__REQUEST__.
Quote the listing below in full, every line unchanged and in its original order.
>> BEGIN EXERCISE INPUT
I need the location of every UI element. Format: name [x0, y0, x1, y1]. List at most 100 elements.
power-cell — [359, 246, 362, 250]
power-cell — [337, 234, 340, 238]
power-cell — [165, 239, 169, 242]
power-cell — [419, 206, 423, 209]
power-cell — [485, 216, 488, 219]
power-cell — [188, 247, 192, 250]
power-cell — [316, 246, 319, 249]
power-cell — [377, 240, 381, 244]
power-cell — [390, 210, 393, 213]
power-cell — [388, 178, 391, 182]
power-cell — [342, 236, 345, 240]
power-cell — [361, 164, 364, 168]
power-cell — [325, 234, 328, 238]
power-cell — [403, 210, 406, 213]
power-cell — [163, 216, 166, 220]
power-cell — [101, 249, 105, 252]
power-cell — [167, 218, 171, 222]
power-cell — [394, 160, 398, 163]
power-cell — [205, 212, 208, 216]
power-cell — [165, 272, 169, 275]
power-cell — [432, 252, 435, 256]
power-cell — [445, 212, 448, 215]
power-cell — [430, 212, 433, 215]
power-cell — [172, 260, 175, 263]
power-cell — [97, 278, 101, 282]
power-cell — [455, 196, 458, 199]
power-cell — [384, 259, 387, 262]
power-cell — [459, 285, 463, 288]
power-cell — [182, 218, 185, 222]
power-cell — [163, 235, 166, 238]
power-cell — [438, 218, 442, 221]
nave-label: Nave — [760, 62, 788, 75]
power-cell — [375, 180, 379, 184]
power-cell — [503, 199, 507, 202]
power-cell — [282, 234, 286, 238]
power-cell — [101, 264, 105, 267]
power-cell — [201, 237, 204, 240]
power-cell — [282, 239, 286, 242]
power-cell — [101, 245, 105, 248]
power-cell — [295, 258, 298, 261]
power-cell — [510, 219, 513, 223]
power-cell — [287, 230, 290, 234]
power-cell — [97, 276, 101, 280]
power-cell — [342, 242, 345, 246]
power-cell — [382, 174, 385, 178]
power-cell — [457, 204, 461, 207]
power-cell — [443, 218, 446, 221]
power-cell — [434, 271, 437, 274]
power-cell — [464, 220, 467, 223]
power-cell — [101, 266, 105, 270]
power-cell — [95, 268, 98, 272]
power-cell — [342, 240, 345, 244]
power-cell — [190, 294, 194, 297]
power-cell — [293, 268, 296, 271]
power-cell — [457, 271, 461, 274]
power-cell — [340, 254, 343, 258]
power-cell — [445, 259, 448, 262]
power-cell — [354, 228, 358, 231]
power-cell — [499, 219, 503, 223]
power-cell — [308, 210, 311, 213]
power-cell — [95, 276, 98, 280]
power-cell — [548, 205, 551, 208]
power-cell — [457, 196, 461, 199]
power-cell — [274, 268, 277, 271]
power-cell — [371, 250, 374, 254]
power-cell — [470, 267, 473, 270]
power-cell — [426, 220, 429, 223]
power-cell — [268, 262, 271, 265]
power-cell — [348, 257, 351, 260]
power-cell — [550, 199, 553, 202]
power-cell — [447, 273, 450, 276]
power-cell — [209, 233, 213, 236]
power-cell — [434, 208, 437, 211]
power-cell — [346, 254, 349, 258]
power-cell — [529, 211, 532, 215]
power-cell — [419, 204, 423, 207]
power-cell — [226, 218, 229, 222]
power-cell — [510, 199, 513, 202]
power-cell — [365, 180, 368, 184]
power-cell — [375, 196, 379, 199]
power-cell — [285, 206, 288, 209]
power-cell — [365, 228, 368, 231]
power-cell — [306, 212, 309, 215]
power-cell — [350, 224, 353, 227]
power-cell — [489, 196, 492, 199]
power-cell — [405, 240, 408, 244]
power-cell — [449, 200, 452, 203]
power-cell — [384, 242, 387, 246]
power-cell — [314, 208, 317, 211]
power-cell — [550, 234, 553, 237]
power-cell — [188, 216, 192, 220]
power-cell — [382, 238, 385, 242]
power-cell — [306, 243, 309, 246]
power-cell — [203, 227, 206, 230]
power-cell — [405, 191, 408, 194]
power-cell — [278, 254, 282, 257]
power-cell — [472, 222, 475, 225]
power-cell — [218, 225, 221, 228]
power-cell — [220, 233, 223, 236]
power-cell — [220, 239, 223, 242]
>> END EXERCISE INPUT
__FINAL ANSWER__.
I need the location of every UI element. Format: name [x0, y0, x1, y1]. List at most 100 elements.
power-cell — [359, 246, 362, 250]
power-cell — [337, 234, 340, 238]
power-cell — [165, 239, 169, 242]
power-cell — [419, 206, 423, 209]
power-cell — [485, 216, 488, 219]
power-cell — [188, 247, 192, 250]
power-cell — [316, 246, 319, 249]
power-cell — [377, 240, 381, 244]
power-cell — [390, 210, 393, 213]
power-cell — [388, 178, 391, 182]
power-cell — [342, 236, 345, 240]
power-cell — [361, 164, 364, 168]
power-cell — [325, 234, 328, 238]
power-cell — [403, 210, 406, 213]
power-cell — [163, 216, 166, 220]
power-cell — [101, 249, 105, 252]
power-cell — [167, 218, 171, 222]
power-cell — [394, 160, 398, 163]
power-cell — [205, 212, 208, 216]
power-cell — [165, 272, 169, 275]
power-cell — [432, 252, 435, 256]
power-cell — [445, 212, 448, 215]
power-cell — [430, 212, 433, 215]
power-cell — [172, 260, 175, 263]
power-cell — [97, 278, 101, 282]
power-cell — [455, 196, 458, 199]
power-cell — [384, 259, 387, 262]
power-cell — [459, 285, 463, 288]
power-cell — [182, 218, 185, 222]
power-cell — [163, 235, 166, 238]
power-cell — [438, 218, 442, 221]
nave-label: Nave — [760, 62, 788, 75]
power-cell — [375, 180, 379, 184]
power-cell — [503, 199, 507, 202]
power-cell — [282, 234, 286, 238]
power-cell — [101, 264, 105, 267]
power-cell — [201, 237, 204, 240]
power-cell — [282, 239, 286, 242]
power-cell — [101, 245, 105, 248]
power-cell — [295, 258, 298, 261]
power-cell — [510, 219, 513, 223]
power-cell — [287, 230, 290, 234]
power-cell — [97, 276, 101, 280]
power-cell — [342, 242, 345, 246]
power-cell — [382, 174, 385, 178]
power-cell — [457, 204, 461, 207]
power-cell — [443, 218, 446, 221]
power-cell — [434, 271, 437, 274]
power-cell — [464, 220, 467, 223]
power-cell — [101, 266, 105, 270]
power-cell — [95, 268, 98, 272]
power-cell — [342, 240, 345, 244]
power-cell — [190, 294, 194, 297]
power-cell — [293, 268, 296, 271]
power-cell — [457, 271, 461, 274]
power-cell — [340, 254, 343, 258]
power-cell — [445, 259, 448, 262]
power-cell — [354, 228, 358, 231]
power-cell — [499, 219, 503, 223]
power-cell — [308, 210, 311, 213]
power-cell — [95, 276, 98, 280]
power-cell — [548, 205, 551, 208]
power-cell — [457, 196, 461, 199]
power-cell — [274, 268, 277, 271]
power-cell — [371, 250, 374, 254]
power-cell — [470, 267, 473, 270]
power-cell — [426, 220, 429, 223]
power-cell — [268, 262, 271, 265]
power-cell — [348, 257, 351, 260]
power-cell — [550, 199, 553, 202]
power-cell — [447, 273, 450, 276]
power-cell — [209, 233, 213, 236]
power-cell — [434, 208, 437, 211]
power-cell — [346, 254, 349, 258]
power-cell — [529, 211, 532, 215]
power-cell — [419, 204, 423, 207]
power-cell — [226, 218, 229, 222]
power-cell — [510, 199, 513, 202]
power-cell — [365, 180, 368, 184]
power-cell — [375, 196, 379, 199]
power-cell — [285, 206, 288, 209]
power-cell — [365, 228, 368, 231]
power-cell — [306, 212, 309, 215]
power-cell — [350, 224, 353, 227]
power-cell — [489, 196, 492, 199]
power-cell — [405, 240, 408, 244]
power-cell — [449, 200, 452, 203]
power-cell — [384, 242, 387, 246]
power-cell — [314, 208, 317, 211]
power-cell — [550, 234, 553, 237]
power-cell — [188, 216, 192, 220]
power-cell — [382, 238, 385, 242]
power-cell — [306, 243, 309, 246]
power-cell — [203, 227, 206, 230]
power-cell — [405, 191, 408, 194]
power-cell — [278, 254, 282, 257]
power-cell — [472, 222, 475, 225]
power-cell — [218, 225, 221, 228]
power-cell — [220, 233, 223, 236]
power-cell — [220, 239, 223, 242]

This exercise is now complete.